• WHAT IS ASKED: Print verbatim every line starting at the one that contains "What text is on this page?" and ending at the final line of the records; include both endpoints.

• DATA SHOWN:
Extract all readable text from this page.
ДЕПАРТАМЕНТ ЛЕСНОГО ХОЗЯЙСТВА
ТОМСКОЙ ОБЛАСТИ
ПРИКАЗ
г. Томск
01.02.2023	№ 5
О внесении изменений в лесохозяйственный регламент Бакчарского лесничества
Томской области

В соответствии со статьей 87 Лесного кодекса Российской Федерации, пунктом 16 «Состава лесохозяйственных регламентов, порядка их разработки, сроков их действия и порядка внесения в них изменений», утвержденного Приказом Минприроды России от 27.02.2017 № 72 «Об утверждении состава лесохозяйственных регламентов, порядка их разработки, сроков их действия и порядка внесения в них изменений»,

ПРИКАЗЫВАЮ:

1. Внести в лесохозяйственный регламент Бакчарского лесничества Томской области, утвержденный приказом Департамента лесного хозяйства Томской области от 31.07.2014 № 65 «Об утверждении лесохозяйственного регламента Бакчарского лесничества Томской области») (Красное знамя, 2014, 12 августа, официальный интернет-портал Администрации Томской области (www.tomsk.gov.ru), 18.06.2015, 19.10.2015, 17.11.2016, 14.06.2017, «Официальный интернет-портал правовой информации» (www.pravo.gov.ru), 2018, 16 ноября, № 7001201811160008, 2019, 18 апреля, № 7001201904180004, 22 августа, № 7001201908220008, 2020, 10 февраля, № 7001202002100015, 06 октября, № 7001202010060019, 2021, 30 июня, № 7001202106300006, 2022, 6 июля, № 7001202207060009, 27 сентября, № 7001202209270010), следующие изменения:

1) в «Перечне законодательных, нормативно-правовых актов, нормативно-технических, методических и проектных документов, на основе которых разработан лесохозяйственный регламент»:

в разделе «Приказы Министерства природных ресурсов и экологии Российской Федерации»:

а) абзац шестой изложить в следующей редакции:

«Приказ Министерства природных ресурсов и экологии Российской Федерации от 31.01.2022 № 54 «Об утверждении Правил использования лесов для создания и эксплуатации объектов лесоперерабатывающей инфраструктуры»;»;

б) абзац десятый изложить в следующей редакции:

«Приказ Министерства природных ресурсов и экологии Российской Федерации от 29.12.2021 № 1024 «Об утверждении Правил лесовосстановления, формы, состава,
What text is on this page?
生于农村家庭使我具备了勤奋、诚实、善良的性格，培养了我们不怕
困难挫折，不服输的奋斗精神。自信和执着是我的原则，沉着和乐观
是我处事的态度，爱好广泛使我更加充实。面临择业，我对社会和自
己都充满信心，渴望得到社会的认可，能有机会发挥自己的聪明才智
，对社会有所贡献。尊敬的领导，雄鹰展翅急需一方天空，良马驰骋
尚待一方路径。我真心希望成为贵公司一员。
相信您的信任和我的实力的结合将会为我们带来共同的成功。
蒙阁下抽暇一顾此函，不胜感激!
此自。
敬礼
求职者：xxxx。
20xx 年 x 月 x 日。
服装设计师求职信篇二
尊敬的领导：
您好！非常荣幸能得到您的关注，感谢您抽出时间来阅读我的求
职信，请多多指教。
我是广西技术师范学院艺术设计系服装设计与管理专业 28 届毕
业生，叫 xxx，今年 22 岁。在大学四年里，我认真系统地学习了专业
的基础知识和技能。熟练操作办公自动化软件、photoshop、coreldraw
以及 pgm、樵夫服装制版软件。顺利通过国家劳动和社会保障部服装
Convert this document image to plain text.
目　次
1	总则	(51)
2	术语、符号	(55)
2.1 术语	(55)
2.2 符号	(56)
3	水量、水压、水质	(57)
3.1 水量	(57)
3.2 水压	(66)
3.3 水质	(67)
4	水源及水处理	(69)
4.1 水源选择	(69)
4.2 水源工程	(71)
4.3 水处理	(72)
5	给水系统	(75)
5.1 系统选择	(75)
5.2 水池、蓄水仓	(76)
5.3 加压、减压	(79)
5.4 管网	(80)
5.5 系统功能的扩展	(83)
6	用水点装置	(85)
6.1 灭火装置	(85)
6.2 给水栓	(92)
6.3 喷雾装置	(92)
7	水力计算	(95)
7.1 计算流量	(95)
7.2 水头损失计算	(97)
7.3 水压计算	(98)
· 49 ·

• TASK ANSWER:
What text is on this page?
生于农村家庭使我具备了勤奋、诚实、善良的性格，培养了我们不怕
困难挫折，不服输的奋斗精神。自信和执着是我的原则，沉着和乐观
是我处事的态度，爱好广泛使我更加充实。面临择业，我对社会和自
己都充满信心，渴望得到社会的认可，能有机会发挥自己的聪明才智
，对社会有所贡献。尊敬的领导，雄鹰展翅急需一方天空，良马驰骋
尚待一方路径。我真心希望成为贵公司一员。
相信您的信任和我的实力的结合将会为我们带来共同的成功。
蒙阁下抽暇一顾此函，不胜感激!
此自。
敬礼
求职者：xxxx。
20xx 年 x 月 x 日。
服装设计师求职信篇二
尊敬的领导：
您好！非常荣幸能得到您的关注，感谢您抽出时间来阅读我的求
职信，请多多指教。
我是广西技术师范学院艺术设计系服装设计与管理专业 28 届毕
业生，叫 xxx，今年 22 岁。在大学四年里，我认真系统地学习了专业
的基础知识和技能。熟练操作办公自动化软件、photoshop、coreldraw
以及 pgm、樵夫服装制版软件。顺利通过国家劳动和社会保障部服装
Convert this document image to plain text.
目　次
1	总则	(51)
2	术语、符号	(55)
2.1 术语	(55)
2.2 符号	(56)
3	水量、水压、水质	(57)
3.1 水量	(57)
3.2 水压	(66)
3.3 水质	(67)
4	水源及水处理	(69)
4.1 水源选择	(69)
4.2 水源工程	(71)
4.3 水处理	(72)
5	给水系统	(75)
5.1 系统选择	(75)
5.2 水池、蓄水仓	(76)
5.3 加压、减压	(79)
5.4 管网	(80)
5.5 系统功能的扩展	(83)
6	用水点装置	(85)
6.1 灭火装置	(85)
6.2 给水栓	(92)
6.3 喷雾装置	(92)
7	水力计算	(95)
7.1 计算流量	(95)
7.2 水头损失计算	(97)
7.3 水压计算	(98)
· 49 ·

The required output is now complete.